» **Your goal**
Rewrite the records from the first line through the line containing "legend-label: Ennusteen alku", replacing every "x-tick-label" with "x-axis-tick" and leaving everything else unchanged.

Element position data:

====

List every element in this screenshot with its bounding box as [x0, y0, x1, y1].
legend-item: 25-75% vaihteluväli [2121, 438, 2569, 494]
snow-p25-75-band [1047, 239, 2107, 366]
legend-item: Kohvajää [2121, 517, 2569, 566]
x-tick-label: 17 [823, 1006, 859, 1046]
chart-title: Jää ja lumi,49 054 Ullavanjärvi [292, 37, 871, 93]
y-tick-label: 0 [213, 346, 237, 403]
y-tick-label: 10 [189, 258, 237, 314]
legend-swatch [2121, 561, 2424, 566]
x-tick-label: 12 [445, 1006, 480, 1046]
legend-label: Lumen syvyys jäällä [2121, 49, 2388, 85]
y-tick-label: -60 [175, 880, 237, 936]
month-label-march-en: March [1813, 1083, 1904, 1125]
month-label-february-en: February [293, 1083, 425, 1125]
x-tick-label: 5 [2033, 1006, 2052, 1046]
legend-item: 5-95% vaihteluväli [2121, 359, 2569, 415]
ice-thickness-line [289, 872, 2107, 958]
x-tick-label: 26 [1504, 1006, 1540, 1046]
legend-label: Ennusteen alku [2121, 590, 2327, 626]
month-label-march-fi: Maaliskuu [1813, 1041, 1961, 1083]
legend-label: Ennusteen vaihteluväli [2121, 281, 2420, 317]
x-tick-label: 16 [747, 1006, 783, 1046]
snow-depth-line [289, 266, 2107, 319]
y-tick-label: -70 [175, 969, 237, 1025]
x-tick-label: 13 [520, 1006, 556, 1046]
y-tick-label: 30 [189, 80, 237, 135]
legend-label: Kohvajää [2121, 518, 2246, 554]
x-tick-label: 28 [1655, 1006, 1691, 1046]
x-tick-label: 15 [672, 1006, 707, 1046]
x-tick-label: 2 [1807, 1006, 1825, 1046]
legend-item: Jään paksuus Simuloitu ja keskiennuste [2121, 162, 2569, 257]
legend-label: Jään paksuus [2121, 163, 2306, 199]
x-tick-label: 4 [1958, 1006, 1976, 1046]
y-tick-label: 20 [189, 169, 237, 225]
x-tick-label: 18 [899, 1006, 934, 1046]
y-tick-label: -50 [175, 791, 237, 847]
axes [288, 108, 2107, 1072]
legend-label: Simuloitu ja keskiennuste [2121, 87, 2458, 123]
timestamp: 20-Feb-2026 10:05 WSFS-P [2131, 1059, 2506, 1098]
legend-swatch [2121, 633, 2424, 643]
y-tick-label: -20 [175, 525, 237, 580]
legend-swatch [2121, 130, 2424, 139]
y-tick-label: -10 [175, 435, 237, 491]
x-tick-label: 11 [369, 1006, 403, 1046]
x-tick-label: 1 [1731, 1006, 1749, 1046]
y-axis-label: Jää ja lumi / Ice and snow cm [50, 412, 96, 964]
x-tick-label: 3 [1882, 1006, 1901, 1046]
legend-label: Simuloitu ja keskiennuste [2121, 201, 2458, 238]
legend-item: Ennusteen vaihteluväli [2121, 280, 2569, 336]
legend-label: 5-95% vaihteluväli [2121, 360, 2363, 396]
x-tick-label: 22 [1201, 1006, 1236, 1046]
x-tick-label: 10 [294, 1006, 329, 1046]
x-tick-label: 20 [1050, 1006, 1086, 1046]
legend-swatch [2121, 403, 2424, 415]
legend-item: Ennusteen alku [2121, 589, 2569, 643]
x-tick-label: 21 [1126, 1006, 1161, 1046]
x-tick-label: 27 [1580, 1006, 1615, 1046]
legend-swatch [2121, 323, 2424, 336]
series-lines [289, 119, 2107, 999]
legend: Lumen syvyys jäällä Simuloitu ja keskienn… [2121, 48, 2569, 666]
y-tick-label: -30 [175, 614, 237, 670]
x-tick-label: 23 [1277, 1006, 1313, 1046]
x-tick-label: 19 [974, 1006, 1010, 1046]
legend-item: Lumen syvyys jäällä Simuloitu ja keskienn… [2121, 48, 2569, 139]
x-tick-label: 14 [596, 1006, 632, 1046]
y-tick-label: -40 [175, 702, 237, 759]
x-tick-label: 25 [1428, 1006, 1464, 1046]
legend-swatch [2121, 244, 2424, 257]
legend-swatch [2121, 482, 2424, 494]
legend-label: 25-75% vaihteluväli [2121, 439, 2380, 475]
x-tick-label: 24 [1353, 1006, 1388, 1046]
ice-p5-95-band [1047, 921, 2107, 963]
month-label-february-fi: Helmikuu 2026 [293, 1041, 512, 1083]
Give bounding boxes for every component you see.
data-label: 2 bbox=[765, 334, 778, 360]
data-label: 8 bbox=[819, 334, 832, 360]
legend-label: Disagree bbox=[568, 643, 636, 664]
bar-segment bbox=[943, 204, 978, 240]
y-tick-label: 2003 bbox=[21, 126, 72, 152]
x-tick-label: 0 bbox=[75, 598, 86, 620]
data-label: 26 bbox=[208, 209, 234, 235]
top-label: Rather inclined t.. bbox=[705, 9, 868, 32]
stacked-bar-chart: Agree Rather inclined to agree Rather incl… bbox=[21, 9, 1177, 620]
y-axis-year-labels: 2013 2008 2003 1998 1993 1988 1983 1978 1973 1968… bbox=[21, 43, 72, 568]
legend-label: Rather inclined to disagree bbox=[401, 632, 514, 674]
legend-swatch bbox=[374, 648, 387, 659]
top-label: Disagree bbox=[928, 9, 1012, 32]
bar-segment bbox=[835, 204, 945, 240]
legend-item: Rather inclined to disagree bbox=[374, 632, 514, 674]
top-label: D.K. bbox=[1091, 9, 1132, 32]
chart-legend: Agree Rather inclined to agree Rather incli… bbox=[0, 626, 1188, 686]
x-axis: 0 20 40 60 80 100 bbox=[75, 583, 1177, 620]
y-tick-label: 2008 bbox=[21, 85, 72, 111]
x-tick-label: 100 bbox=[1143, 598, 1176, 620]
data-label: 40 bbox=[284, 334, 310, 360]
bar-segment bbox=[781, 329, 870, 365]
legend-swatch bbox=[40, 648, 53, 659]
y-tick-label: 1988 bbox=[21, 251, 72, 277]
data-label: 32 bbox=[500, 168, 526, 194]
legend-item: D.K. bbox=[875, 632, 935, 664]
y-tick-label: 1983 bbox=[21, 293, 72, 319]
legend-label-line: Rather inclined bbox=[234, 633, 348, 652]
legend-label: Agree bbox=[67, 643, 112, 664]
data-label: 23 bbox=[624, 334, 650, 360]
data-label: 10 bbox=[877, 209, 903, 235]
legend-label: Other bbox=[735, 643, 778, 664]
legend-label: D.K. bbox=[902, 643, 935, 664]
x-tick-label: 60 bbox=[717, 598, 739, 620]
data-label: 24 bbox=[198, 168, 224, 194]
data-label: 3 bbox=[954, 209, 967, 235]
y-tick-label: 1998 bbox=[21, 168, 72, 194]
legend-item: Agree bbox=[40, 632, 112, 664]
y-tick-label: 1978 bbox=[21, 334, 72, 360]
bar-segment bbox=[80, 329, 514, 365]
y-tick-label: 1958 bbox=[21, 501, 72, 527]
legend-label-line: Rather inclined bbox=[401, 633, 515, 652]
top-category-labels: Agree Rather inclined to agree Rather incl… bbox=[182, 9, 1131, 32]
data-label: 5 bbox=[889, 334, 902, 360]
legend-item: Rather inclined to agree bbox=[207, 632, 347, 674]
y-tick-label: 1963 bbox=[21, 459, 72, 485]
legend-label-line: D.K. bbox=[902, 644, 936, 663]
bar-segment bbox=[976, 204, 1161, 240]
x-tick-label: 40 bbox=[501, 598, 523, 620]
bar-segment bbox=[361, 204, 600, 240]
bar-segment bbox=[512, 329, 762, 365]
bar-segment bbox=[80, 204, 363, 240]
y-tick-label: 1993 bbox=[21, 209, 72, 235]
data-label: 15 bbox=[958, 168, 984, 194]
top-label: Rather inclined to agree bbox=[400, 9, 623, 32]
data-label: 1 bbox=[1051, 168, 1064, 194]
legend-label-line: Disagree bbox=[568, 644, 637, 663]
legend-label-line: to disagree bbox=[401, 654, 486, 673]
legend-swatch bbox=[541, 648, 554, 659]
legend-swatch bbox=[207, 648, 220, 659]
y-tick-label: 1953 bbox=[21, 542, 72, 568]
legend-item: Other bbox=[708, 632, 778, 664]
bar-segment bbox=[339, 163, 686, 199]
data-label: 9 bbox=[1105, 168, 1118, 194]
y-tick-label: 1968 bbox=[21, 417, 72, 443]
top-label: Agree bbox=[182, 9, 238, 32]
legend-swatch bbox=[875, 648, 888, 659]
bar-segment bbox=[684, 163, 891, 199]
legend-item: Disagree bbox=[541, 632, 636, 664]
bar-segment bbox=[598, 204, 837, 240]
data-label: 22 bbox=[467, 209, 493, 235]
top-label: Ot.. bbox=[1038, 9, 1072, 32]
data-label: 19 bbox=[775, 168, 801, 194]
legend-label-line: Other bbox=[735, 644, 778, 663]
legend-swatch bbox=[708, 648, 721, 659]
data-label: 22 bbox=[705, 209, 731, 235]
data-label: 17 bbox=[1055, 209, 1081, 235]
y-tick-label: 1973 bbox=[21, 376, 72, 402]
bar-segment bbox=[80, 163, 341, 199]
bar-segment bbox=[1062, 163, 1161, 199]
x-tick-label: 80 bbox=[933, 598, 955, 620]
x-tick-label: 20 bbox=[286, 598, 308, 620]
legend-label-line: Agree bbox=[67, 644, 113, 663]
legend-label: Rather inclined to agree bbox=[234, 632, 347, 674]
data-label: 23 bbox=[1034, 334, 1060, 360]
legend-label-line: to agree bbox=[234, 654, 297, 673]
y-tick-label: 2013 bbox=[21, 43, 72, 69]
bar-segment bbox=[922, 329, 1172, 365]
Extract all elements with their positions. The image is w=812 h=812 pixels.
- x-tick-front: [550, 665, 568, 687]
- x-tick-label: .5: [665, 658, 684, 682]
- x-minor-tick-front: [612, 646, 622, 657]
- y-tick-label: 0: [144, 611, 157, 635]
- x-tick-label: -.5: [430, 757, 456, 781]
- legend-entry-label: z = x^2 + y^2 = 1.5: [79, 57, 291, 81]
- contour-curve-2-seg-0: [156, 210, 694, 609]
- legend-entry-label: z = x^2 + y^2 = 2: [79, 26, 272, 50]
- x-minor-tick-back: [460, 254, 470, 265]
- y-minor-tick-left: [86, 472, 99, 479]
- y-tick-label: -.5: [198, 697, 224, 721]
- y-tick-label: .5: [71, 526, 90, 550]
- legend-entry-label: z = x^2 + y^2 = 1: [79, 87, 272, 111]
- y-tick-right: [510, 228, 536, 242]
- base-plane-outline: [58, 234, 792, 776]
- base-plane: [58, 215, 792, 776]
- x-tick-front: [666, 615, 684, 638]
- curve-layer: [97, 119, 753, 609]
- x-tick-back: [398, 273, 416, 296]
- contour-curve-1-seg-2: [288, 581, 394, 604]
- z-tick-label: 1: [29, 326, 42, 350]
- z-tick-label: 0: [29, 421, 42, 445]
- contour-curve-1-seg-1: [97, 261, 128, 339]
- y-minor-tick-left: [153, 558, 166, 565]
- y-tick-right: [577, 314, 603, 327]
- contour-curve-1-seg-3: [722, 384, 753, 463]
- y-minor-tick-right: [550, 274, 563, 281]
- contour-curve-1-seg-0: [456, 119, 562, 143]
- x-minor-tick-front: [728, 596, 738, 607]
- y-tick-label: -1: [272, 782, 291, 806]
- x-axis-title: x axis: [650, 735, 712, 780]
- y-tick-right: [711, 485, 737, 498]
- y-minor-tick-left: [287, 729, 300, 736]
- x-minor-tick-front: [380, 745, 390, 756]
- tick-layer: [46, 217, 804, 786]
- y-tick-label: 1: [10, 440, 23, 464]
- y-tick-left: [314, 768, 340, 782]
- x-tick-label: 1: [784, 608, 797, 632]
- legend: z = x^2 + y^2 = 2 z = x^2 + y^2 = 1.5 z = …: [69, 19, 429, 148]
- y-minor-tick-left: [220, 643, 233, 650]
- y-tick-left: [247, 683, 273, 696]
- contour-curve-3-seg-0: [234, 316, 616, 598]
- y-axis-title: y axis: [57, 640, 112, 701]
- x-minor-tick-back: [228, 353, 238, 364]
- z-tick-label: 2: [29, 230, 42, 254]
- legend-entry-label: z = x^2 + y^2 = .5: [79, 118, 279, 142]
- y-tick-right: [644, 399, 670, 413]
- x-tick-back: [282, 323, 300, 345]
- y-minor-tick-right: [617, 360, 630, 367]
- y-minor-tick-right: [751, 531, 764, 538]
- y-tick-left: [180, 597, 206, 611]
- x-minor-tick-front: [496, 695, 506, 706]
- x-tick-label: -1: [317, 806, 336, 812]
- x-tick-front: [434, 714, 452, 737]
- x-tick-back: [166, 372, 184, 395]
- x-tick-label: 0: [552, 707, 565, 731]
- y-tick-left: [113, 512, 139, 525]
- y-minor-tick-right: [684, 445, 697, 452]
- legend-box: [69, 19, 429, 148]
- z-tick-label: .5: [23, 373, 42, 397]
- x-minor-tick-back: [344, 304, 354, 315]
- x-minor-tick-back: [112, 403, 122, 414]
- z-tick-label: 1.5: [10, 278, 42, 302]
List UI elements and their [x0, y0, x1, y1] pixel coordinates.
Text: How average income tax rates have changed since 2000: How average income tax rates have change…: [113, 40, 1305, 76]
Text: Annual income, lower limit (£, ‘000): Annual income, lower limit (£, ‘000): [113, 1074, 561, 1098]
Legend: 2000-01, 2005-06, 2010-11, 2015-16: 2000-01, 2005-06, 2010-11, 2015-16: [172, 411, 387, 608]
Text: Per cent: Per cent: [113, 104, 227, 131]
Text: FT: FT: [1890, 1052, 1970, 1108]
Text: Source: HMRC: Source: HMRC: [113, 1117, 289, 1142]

====

» **Final result**
List every element in this screenshot with its bounding box as [x0, y0, x1, y1].
legend-item: 25-75% vaihteluväli [2121, 438, 2569, 494]
snow-p25-75-band [1047, 239, 2107, 366]
legend-item: Kohvajää [2121, 517, 2569, 566]
x-axis-tick: 17 [823, 1006, 859, 1046]
chart-title: Jää ja lumi,49 054 Ullavanjärvi [292, 37, 871, 93]
y-tick-label: 0 [213, 346, 237, 403]
y-tick-label: 10 [189, 258, 237, 314]
legend-swatch [2121, 561, 2424, 566]
x-axis-tick: 12 [445, 1006, 480, 1046]
legend-label: Lumen syvyys jäällä [2121, 49, 2388, 85]
y-tick-label: -60 [175, 880, 237, 936]
month-label-march-en: March [1813, 1083, 1904, 1125]
month-label-february-en: February [293, 1083, 425, 1125]
x-axis-tick: 5 [2033, 1006, 2052, 1046]
legend-item: 5-95% vaihteluväli [2121, 359, 2569, 415]
ice-thickness-line [289, 872, 2107, 958]
x-axis-tick: 26 [1504, 1006, 1540, 1046]
legend-label: Ennusteen alku [2121, 590, 2327, 626]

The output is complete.